SUPPLIED INFORMATION:
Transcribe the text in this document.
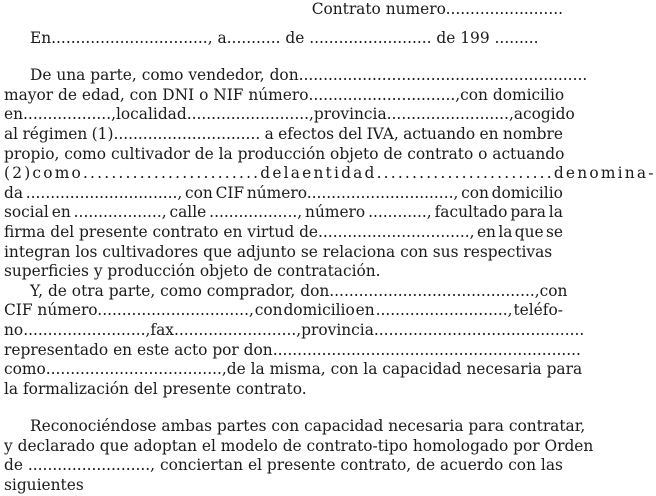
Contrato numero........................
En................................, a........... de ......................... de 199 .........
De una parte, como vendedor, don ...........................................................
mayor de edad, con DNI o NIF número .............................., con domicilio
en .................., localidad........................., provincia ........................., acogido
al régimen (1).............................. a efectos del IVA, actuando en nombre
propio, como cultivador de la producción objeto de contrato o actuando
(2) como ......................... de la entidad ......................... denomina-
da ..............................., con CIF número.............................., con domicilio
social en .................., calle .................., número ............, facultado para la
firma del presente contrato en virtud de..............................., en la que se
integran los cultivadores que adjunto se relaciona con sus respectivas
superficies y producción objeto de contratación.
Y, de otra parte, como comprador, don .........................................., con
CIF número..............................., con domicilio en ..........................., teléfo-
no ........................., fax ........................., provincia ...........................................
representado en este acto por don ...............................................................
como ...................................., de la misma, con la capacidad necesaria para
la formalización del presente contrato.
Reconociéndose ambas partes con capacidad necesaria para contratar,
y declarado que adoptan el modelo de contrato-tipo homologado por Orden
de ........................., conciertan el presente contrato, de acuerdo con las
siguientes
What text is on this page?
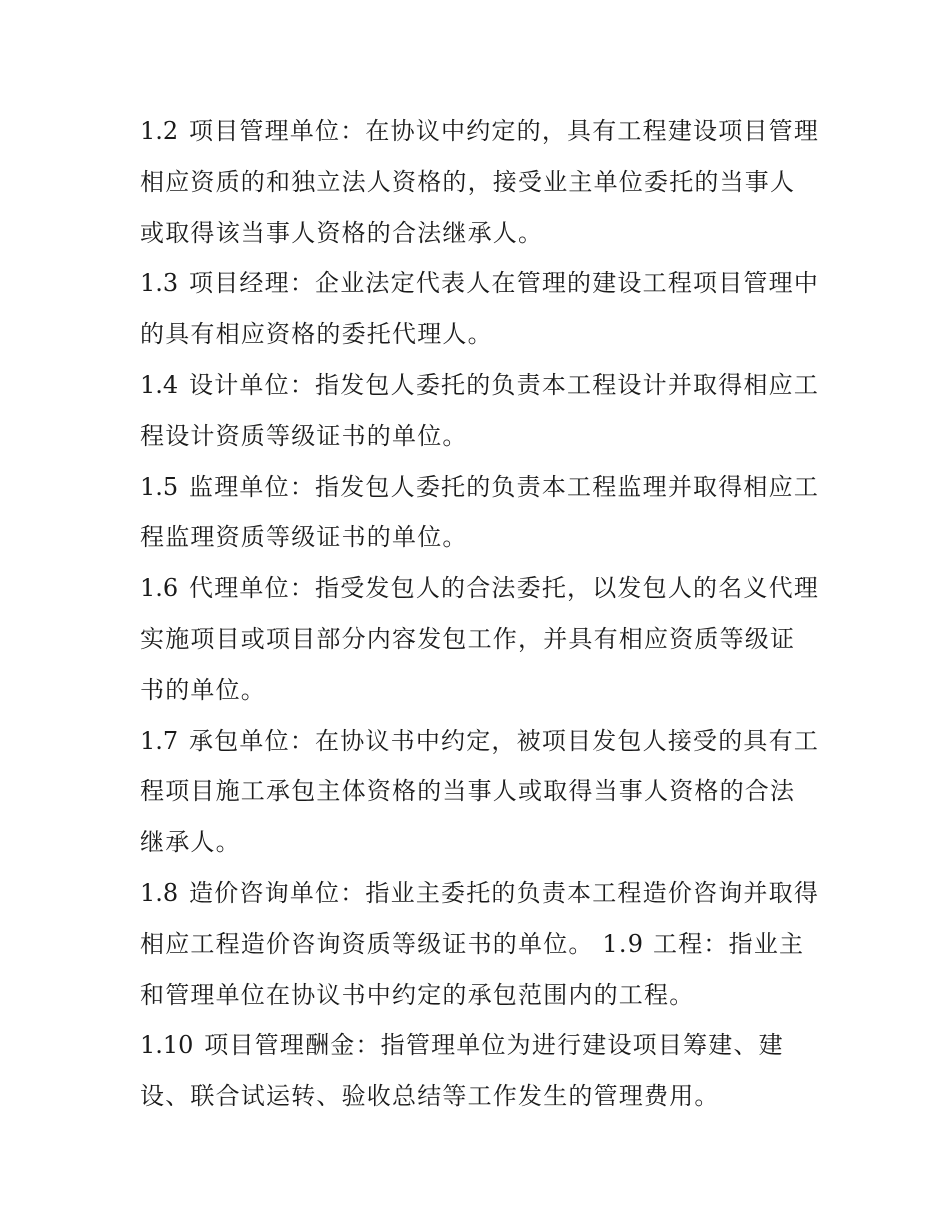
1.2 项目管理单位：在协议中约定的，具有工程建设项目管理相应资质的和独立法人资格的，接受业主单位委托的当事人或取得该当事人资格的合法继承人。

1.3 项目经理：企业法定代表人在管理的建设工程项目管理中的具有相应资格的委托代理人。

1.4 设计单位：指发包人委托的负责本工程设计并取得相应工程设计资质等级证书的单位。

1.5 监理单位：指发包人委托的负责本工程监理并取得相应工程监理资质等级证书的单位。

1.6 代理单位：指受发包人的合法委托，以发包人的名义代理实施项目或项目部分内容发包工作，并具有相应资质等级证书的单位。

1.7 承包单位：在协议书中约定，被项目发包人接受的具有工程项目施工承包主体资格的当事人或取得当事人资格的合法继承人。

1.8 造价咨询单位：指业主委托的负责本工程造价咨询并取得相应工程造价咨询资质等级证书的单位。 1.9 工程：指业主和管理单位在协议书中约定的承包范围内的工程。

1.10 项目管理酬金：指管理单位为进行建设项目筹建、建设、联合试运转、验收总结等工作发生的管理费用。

WHAT YOU HAVE TO DO: Repeat the listing above exactly, with no pictures.

EXERCISE RESULT:
Transcribe the text in this document.
Contrato numero........................
En................................, a........... de ......................... de 199 .........
De una parte, como vendedor, don ...........................................................
mayor de edad, con DNI o NIF número .............................., con domicilio
en .................., localidad........................., provincia ........................., acogido
al régimen (1).............................. a efectos del IVA, actuando en nombre
propio, como cultivador de la producción objeto de contrato o actuando
(2) como ......................... de la entidad ......................... denomina-
da ..............................., con CIF número.............................., con domicilio
social en .................., calle .................., número ............, facultado para la
firma del presente contrato en virtud de..............................., en la que se
integran los cultivadores que adjunto se relaciona con sus respectivas
superficies y producción objeto de contratación.
Y, de otra parte, como comprador, don .........................................., con
CIF número..............................., con domicilio en ..........................., teléfo-
no ........................., fax ........................., provincia ...........................................
representado en este acto por don ...............................................................
como ...................................., de la misma, con la capacidad necesaria para
la formalización del presente contrato.
Reconociéndose ambas partes con capacidad necesaria para contratar,
y declarado que adoptan el modelo de contrato-tipo homologado por Orden
de ........................., conciertan el presente contrato, de acuerdo con las
siguientes
What text is on this page?
1.2 项目管理单位：在协议中约定的，具有工程建设项目管理相应资质的和独立法人资格的，接受业主单位委托的当事人或取得该当事人资格的合法继承人。

1.3 项目经理：企业法定代表人在管理的建设工程项目管理中的具有相应资格的委托代理人。

1.4 设计单位：指发包人委托的负责本工程设计并取得相应工程设计资质等级证书的单位。

1.5 监理单位：指发包人委托的负责本工程监理并取得相应工程监理资质等级证书的单位。

1.6 代理单位：指受发包人的合法委托，以发包人的名义代理实施项目或项目部分内容发包工作，并具有相应资质等级证书的单位。

1.7 承包单位：在协议书中约定，被项目发包人接受的具有工程项目施工承包主体资格的当事人或取得当事人资格的合法继承人。

1.8 造价咨询单位：指业主委托的负责本工程造价咨询并取得相应工程造价咨询资质等级证书的单位。 1.9 工程：指业主和管理单位在协议书中约定的承包范围内的工程。

1.10 项目管理酬金：指管理单位为进行建设项目筹建、建设、联合试运转、验收总结等工作发生的管理费用。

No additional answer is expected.